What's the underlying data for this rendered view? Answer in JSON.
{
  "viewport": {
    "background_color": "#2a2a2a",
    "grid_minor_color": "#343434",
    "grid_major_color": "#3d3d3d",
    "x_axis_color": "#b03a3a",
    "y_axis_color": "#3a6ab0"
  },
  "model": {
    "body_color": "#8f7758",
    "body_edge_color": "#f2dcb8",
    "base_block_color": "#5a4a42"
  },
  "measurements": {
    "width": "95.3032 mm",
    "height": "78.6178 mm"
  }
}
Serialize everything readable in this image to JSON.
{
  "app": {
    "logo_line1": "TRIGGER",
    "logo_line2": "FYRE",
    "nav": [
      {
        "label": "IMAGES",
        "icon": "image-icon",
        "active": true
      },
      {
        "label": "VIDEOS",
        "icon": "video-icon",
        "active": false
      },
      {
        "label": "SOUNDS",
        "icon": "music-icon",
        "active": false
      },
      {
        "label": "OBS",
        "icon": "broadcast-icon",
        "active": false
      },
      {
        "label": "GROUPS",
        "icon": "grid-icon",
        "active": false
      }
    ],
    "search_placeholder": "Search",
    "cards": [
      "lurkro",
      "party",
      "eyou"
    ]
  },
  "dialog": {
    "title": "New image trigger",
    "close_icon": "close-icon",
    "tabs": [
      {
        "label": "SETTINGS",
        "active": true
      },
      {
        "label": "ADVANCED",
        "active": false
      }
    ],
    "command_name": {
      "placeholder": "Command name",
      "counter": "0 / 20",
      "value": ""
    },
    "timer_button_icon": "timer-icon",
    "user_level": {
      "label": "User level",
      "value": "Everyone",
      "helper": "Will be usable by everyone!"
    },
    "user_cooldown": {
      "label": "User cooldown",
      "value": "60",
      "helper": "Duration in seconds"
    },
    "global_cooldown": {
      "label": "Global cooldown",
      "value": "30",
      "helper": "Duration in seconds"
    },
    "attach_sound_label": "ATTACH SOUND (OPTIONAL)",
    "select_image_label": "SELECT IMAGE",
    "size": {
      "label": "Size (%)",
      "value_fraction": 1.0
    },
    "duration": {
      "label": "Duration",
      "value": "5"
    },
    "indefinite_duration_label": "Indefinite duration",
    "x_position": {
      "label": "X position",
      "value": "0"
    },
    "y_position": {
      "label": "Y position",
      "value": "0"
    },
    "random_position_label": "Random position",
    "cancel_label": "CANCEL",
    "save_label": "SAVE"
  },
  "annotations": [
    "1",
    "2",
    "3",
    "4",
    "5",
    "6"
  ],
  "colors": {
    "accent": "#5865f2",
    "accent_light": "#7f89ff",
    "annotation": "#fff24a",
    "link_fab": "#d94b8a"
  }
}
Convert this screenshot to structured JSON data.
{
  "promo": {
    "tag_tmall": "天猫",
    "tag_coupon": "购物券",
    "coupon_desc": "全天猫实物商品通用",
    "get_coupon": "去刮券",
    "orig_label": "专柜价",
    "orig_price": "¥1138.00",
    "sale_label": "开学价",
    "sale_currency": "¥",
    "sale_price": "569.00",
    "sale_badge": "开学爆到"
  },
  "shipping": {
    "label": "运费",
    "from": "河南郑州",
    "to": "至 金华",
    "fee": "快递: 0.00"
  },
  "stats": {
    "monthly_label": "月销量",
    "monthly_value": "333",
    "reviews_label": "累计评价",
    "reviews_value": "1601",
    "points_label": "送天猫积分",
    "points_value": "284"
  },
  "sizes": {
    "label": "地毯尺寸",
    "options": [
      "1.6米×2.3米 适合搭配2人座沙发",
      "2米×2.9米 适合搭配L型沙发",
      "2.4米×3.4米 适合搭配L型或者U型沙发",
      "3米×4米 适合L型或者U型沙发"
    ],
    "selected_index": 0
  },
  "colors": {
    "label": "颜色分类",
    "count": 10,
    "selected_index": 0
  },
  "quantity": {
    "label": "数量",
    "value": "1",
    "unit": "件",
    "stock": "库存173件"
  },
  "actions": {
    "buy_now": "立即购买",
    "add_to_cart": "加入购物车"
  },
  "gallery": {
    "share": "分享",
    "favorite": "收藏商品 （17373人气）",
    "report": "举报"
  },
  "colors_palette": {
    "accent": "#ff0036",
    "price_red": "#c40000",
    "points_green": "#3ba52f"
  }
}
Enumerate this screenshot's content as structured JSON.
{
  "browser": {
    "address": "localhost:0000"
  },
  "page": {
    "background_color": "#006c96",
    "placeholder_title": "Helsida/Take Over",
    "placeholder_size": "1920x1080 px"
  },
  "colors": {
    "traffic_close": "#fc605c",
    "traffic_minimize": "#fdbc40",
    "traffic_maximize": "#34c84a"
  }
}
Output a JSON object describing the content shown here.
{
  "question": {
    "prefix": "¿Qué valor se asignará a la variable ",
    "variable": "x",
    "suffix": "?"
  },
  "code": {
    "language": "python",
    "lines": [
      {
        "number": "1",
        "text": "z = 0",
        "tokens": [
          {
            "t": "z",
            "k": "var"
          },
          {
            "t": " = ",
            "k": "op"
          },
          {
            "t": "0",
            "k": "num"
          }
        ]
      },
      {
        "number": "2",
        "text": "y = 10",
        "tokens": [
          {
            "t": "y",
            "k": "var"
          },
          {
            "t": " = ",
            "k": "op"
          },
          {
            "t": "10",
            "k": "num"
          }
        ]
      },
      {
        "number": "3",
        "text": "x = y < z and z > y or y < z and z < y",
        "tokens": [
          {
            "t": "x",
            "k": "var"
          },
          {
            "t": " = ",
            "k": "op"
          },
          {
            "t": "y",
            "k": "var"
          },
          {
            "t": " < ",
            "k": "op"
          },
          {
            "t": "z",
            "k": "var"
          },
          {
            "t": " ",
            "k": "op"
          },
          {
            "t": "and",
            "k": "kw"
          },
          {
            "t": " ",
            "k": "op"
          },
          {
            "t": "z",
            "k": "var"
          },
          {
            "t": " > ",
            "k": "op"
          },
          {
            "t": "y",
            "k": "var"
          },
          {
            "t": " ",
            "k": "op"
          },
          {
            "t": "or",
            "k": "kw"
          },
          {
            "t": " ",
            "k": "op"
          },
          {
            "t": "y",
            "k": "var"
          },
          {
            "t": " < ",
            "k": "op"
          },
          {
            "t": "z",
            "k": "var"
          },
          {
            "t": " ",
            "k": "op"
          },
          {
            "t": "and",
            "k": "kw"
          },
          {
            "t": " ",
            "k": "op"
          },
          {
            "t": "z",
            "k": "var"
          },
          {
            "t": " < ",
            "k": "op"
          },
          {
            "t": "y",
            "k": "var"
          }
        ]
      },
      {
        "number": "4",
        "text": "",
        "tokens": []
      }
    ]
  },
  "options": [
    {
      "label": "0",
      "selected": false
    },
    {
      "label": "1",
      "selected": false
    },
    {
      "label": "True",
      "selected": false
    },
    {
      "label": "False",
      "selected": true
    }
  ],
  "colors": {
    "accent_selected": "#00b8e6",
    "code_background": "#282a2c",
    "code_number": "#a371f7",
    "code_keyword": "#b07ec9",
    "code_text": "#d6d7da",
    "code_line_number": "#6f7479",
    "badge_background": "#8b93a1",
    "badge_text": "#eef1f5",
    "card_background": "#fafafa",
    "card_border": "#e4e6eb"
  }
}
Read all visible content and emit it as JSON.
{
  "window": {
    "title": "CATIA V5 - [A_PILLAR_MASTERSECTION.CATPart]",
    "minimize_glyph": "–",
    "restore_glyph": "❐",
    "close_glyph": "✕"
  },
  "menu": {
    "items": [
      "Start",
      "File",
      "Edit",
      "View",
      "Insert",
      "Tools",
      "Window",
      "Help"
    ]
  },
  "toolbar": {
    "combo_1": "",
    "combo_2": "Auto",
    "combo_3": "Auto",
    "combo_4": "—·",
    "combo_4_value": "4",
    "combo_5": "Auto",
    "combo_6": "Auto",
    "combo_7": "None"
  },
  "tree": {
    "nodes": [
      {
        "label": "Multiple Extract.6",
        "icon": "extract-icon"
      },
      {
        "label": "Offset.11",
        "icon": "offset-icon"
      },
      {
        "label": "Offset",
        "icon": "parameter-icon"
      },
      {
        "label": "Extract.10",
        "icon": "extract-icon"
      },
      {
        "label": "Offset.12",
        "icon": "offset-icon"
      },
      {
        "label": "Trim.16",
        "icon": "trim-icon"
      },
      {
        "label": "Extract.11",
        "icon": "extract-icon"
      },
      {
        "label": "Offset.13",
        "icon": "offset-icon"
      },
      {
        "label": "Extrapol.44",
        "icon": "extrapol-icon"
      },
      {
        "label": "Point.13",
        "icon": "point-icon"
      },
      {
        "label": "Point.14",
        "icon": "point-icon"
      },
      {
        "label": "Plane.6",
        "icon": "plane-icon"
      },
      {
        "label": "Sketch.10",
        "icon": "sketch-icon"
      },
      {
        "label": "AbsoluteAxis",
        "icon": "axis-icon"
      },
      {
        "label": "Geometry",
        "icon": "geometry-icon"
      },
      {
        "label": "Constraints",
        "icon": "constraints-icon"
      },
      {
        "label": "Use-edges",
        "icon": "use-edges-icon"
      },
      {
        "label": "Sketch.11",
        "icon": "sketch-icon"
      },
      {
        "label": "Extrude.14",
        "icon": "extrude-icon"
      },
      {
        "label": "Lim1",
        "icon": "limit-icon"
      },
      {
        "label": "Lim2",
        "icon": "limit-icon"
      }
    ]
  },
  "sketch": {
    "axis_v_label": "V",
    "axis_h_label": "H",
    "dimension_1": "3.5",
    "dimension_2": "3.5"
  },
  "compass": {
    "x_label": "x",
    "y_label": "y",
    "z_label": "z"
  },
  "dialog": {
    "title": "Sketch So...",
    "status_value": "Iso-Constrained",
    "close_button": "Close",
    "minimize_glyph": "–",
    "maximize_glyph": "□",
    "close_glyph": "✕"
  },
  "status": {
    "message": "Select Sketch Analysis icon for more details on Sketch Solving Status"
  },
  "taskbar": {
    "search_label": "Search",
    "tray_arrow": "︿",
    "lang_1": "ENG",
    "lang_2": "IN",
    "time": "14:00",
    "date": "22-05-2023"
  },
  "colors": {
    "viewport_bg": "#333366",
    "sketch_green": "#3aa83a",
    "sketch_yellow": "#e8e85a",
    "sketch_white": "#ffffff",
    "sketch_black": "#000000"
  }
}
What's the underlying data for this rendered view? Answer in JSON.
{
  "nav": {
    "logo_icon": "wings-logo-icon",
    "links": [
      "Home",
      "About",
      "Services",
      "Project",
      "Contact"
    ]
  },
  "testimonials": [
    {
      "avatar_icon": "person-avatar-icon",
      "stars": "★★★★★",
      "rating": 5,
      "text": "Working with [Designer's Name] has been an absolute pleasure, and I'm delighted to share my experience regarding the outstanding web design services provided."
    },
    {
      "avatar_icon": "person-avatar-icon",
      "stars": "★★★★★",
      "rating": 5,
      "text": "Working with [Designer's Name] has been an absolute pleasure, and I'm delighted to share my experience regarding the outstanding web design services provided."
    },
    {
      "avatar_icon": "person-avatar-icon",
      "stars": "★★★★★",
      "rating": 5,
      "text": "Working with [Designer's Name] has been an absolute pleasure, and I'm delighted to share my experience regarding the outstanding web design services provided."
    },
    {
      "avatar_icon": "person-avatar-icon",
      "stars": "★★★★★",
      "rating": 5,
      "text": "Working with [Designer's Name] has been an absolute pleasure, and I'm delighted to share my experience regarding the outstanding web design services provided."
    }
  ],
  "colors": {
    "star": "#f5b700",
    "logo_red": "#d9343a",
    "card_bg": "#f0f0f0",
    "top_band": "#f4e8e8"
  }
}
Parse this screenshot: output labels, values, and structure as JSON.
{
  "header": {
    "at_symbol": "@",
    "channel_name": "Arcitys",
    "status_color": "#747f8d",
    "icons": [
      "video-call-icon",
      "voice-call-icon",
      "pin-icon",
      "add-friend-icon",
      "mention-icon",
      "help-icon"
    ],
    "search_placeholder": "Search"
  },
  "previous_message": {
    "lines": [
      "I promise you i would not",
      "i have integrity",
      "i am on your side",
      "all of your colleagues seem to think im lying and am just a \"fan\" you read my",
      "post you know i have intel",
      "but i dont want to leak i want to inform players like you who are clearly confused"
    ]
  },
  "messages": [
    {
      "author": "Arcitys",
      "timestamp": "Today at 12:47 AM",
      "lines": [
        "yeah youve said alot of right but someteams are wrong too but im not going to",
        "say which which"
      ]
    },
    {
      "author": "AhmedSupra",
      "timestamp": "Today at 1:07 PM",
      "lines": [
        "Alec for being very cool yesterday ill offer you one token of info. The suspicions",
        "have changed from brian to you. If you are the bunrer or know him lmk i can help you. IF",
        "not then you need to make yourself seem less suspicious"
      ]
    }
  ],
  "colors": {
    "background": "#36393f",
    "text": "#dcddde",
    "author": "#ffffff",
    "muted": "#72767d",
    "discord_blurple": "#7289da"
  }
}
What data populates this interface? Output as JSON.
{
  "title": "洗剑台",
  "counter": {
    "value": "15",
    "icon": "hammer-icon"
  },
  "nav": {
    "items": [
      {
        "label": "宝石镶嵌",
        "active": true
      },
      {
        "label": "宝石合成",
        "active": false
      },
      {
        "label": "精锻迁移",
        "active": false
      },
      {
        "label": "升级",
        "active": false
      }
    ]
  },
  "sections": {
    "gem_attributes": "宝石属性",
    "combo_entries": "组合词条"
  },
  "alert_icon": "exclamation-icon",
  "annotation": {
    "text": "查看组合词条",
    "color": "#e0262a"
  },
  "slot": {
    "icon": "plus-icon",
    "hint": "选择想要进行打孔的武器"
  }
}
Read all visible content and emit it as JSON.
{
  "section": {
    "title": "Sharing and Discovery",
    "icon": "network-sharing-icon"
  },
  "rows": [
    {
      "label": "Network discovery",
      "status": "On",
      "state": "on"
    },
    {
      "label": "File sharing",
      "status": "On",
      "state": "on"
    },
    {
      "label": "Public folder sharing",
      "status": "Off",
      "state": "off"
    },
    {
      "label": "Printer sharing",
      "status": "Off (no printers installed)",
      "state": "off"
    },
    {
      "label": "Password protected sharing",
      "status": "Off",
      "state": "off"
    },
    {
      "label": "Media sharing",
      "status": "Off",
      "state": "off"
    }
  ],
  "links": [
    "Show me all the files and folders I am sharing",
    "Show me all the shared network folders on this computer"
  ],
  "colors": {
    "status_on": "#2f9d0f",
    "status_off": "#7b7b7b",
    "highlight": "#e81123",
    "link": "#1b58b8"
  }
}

§ §

Request: Identify how many lines in the entries above include the string "screenshot", then state that number alone.

Expected answer: 3